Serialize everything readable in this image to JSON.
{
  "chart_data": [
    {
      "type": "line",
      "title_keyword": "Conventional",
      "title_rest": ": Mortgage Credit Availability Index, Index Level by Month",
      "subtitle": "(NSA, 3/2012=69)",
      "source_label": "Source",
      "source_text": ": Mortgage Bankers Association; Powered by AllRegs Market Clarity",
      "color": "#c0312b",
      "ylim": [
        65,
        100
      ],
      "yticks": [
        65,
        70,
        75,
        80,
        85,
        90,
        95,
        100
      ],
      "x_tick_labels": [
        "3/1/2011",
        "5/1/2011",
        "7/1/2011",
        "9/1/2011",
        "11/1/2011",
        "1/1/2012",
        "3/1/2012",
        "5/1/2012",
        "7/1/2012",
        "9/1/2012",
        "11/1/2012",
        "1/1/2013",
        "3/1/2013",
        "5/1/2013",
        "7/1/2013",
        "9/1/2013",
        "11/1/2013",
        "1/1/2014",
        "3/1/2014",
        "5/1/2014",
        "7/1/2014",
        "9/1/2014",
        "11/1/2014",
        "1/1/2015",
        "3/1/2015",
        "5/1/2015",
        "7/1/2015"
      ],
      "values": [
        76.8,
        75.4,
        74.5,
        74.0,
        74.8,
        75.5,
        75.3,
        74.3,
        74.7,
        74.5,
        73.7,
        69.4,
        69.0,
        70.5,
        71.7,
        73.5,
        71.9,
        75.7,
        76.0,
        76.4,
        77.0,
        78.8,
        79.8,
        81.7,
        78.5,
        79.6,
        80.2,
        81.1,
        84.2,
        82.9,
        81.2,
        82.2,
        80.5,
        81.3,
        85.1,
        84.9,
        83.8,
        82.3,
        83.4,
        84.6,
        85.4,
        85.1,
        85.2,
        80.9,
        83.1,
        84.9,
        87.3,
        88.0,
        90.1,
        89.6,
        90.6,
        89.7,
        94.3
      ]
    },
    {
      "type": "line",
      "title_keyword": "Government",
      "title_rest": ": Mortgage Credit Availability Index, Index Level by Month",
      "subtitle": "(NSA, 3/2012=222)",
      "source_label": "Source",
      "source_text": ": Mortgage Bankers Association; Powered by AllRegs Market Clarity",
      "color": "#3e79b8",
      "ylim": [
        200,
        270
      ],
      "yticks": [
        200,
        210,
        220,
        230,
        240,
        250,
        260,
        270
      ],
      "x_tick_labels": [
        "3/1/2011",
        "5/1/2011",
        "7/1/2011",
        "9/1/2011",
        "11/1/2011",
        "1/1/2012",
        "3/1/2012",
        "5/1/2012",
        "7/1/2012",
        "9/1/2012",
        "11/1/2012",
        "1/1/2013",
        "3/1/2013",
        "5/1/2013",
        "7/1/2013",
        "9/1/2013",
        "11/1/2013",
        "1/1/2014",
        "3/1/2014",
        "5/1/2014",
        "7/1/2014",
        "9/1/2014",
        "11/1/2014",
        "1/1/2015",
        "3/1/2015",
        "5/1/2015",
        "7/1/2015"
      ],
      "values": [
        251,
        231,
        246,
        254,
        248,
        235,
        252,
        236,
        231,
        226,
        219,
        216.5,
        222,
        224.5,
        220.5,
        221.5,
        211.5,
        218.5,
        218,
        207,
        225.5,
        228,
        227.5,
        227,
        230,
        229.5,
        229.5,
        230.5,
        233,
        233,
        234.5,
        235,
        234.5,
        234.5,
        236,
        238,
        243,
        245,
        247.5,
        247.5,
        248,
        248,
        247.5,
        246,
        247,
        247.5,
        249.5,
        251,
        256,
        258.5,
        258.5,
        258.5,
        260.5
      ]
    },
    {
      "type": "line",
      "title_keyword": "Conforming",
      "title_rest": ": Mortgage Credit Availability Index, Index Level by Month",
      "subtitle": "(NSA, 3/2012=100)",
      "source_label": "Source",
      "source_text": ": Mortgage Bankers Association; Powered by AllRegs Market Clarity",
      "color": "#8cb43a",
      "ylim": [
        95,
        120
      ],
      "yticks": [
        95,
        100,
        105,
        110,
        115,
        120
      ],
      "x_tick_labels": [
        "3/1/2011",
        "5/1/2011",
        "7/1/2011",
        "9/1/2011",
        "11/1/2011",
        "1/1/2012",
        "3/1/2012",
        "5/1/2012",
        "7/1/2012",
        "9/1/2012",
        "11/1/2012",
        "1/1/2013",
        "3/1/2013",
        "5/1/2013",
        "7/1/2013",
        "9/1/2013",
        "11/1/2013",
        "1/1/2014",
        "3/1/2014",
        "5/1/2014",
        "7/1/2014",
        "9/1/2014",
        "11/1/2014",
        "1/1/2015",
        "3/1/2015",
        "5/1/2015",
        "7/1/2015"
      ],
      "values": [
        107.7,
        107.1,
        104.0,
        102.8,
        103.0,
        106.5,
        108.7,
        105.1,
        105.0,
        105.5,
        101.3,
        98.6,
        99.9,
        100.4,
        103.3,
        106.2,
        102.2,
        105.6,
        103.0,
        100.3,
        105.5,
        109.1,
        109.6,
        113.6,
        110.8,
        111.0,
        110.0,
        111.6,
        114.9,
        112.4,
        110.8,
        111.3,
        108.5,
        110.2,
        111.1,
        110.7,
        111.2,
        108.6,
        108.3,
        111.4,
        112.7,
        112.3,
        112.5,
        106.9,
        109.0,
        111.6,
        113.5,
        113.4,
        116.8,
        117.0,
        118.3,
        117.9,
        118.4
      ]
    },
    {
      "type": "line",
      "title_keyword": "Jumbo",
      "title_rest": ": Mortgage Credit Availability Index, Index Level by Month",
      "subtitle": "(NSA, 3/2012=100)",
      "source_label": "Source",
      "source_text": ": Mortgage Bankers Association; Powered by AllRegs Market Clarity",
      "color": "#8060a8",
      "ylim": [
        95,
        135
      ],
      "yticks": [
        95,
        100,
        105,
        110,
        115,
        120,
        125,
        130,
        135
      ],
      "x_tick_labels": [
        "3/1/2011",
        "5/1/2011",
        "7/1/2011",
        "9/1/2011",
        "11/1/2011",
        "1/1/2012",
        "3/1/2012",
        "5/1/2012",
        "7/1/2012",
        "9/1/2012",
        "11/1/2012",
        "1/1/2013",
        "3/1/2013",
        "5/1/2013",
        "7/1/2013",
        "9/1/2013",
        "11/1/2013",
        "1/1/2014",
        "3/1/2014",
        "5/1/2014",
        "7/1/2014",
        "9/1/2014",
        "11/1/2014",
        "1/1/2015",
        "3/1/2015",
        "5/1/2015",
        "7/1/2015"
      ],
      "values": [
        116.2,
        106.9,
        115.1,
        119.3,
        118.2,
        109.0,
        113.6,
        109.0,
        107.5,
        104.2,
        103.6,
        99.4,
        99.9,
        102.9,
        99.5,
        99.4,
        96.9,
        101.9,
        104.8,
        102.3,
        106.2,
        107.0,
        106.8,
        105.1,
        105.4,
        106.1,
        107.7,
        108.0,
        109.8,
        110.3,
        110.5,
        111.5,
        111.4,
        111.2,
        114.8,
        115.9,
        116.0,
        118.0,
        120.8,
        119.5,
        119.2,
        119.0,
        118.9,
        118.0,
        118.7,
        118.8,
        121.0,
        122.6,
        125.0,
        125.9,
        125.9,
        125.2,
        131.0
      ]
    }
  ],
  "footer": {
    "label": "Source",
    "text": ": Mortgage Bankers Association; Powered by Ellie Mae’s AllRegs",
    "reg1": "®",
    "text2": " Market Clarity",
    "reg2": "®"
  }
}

·····

## WHAT IS ASKED
Above are some records; repeat all of them exactly.

## SOLUTION BELOW
Serialize everything readable in this image to JSON.
{
  "chart_data": [
    {
      "type": "line",
      "title_keyword": "Conventional",
      "title_rest": ": Mortgage Credit Availability Index, Index Level by Month",
      "subtitle": "(NSA, 3/2012=69)",
      "source_label": "Source",
      "source_text": ": Mortgage Bankers Association; Powered by AllRegs Market Clarity",
      "color": "#c0312b",
      "ylim": [
        65,
        100
      ],
      "yticks": [
        65,
        70,
        75,
        80,
        85,
        90,
        95,
        100
      ],
      "x_tick_labels": [
        "3/1/2011",
        "5/1/2011",
        "7/1/2011",
        "9/1/2011",
        "11/1/2011",
        "1/1/2012",
        "3/1/2012",
        "5/1/2012",
        "7/1/2012",
        "9/1/2012",
        "11/1/2012",
        "1/1/2013",
        "3/1/2013",
        "5/1/2013",
        "7/1/2013",
        "9/1/2013",
        "11/1/2013",
        "1/1/2014",
        "3/1/2014",
        "5/1/2014",
        "7/1/2014",
        "9/1/2014",
        "11/1/2014",
        "1/1/2015",
        "3/1/2015",
        "5/1/2015",
        "7/1/2015"
      ],
      "values": [
        76.8,
        75.4,
        74.5,
        74.0,
        74.8,
        75.5,
        75.3,
        74.3,
        74.7,
        74.5,
        73.7,
        69.4,
        69.0,
        70.5,
        71.7,
        73.5,
        71.9,
        75.7,
        76.0,
        76.4,
        77.0,
        78.8,
        79.8,
        81.7,
        78.5,
        79.6,
        80.2,
        81.1,
        84.2,
        82.9,
        81.2,
        82.2,
        80.5,
        81.3,
        85.1,
        84.9,
        83.8,
        82.3,
        83.4,
        84.6,
        85.4,
        85.1,
        85.2,
        80.9,
        83.1,
        84.9,
        87.3,
        88.0,
        90.1,
        89.6,
        90.6,
        89.7,
        94.3
      ]
    },
    {
      "type": "line",
      "title_keyword": "Government",
      "title_rest": ": Mortgage Credit Availability Index, Index Level by Month",
      "subtitle": "(NSA, 3/2012=222)",
      "source_label": "Source",
      "source_text": ": Mortgage Bankers Association; Powered by AllRegs Market Clarity",
      "color": "#3e79b8",
      "ylim": [
        200,
        270
      ],
      "yticks": [
        200,
        210,
        220,
        230,
        240,
        250,
        260,
        270
      ],
      "x_tick_labels": [
        "3/1/2011",
        "5/1/2011",
        "7/1/2011",
        "9/1/2011",
        "11/1/2011",
        "1/1/2012",
        "3/1/2012",
        "5/1/2012",
        "7/1/2012",
        "9/1/2012",
        "11/1/2012",
        "1/1/2013",
        "3/1/2013",
        "5/1/2013",
        "7/1/2013",
        "9/1/2013",
        "11/1/2013",
        "1/1/2014",
        "3/1/2014",
        "5/1/2014",
        "7/1/2014",
        "9/1/2014",
        "11/1/2014",
        "1/1/2015",
        "3/1/2015",
        "5/1/2015",
        "7/1/2015"
      ],
      "values": [
        251,
        231,
        246,
        254,
        248,
        235,
        252,
        236,
        231,
        226,
        219,
        216.5,
        222,
        224.5,
        220.5,
        221.5,
        211.5,
        218.5,
        218,
        207,
        225.5,
        228,
        227.5,
        227,
        230,
        229.5,
        229.5,
        230.5,
        233,
        233,
        234.5,
        235,
        234.5,
        234.5,
        236,
        238,
        243,
        245,
        247.5,
        247.5,
        248,
        248,
        247.5,
        246,
        247,
        247.5,
        249.5,
        251,
        256,
        258.5,
        258.5,
        258.5,
        260.5
      ]
    },
    {
      "type": "line",
      "title_keyword": "Conforming",
      "title_rest": ": Mortgage Credit Availability Index, Index Level by Month",
      "subtitle": "(NSA, 3/2012=100)",
      "source_label": "Source",
      "source_text": ": Mortgage Bankers Association; Powered by AllRegs Market Clarity",
      "color": "#8cb43a",
      "ylim": [
        95,
        120
      ],
      "yticks": [
        95,
        100,
        105,
        110,
        115,
        120
      ],
      "x_tick_labels": [
        "3/1/2011",
        "5/1/2011",
        "7/1/2011",
        "9/1/2011",
        "11/1/2011",
        "1/1/2012",
        "3/1/2012",
        "5/1/2012",
        "7/1/2012",
        "9/1/2012",
        "11/1/2012",
        "1/1/2013",
        "3/1/2013",
        "5/1/2013",
        "7/1/2013",
        "9/1/2013",
        "11/1/2013",
        "1/1/2014",
        "3/1/2014",
        "5/1/2014",
        "7/1/2014",
        "9/1/2014",
        "11/1/2014",
        "1/1/2015",
        "3/1/2015",
        "5/1/2015",
        "7/1/2015"
      ],
      "values": [
        107.7,
        107.1,
        104.0,
        102.8,
        103.0,
        106.5,
        108.7,
        105.1,
        105.0,
        105.5,
        101.3,
        98.6,
        99.9,
        100.4,
        103.3,
        106.2,
        102.2,
        105.6,
        103.0,
        100.3,
        105.5,
        109.1,
        109.6,
        113.6,
        110.8,
        111.0,
        110.0,
        111.6,
        114.9,
        112.4,
        110.8,
        111.3,
        108.5,
        110.2,
        111.1,
        110.7,
        111.2,
        108.6,
        108.3,
        111.4,
        112.7,
        112.3,
        112.5,
        106.9,
        109.0,
        111.6,
        113.5,
        113.4,
        116.8,
        117.0,
        118.3,
        117.9,
        118.4
      ]
    },
    {
      "type": "line",
      "title_keyword": "Jumbo",
      "title_rest": ": Mortgage Credit Availability Index, Index Level by Month",
      "subtitle": "(NSA, 3/2012=100)",
      "source_label": "Source",
      "source_text": ": Mortgage Bankers Association; Powered by AllRegs Market Clarity",
      "color": "#8060a8",
      "ylim": [
        95,
        135
      ],
      "yticks": [
        95,
        100,
        105,
        110,
        115,
        120,
        125,
        130,
        135
      ],
      "x_tick_labels": [
        "3/1/2011",
        "5/1/2011",
        "7/1/2011",
        "9/1/2011",
        "11/1/2011",
        "1/1/2012",
        "3/1/2012",
        "5/1/2012",
        "7/1/2012",
        "9/1/2012",
        "11/1/2012",
        "1/1/2013",
        "3/1/2013",
        "5/1/2013",
        "7/1/2013",
        "9/1/2013",
        "11/1/2013",
        "1/1/2014",
        "3/1/2014",
        "5/1/2014",
        "7/1/2014",
        "9/1/2014",
        "11/1/2014",
        "1/1/2015",
        "3/1/2015",
        "5/1/2015",
        "7/1/2015"
      ],
      "values": [
        116.2,
        106.9,
        115.1,
        119.3,
        118.2,
        109.0,
        113.6,
        109.0,
        107.5,
        104.2,
        103.6,
        99.4,
        99.9,
        102.9,
        99.5,
        99.4,
        96.9,
        101.9,
        104.8,
        102.3,
        106.2,
        107.0,
        106.8,
        105.1,
        105.4,
        106.1,
        107.7,
        108.0,
        109.8,
        110.3,
        110.5,
        111.5,
        111.4,
        111.2,
        114.8,
        115.9,
        116.0,
        118.0,
        120.8,
        119.5,
        119.2,
        119.0,
        118.9,
        118.0,
        118.7,
        118.8,
        121.0,
        122.6,
        125.0,
        125.9,
        125.9,
        125.2,
        131.0
      ]
    }
  ],
  "footer": {
    "label": "Source",
    "text": ": Mortgage Bankers Association; Powered by Ellie Mae’s AllRegs",
    "reg1": "®",
    "text2": " Market Clarity",
    "reg2": "®"
  }
}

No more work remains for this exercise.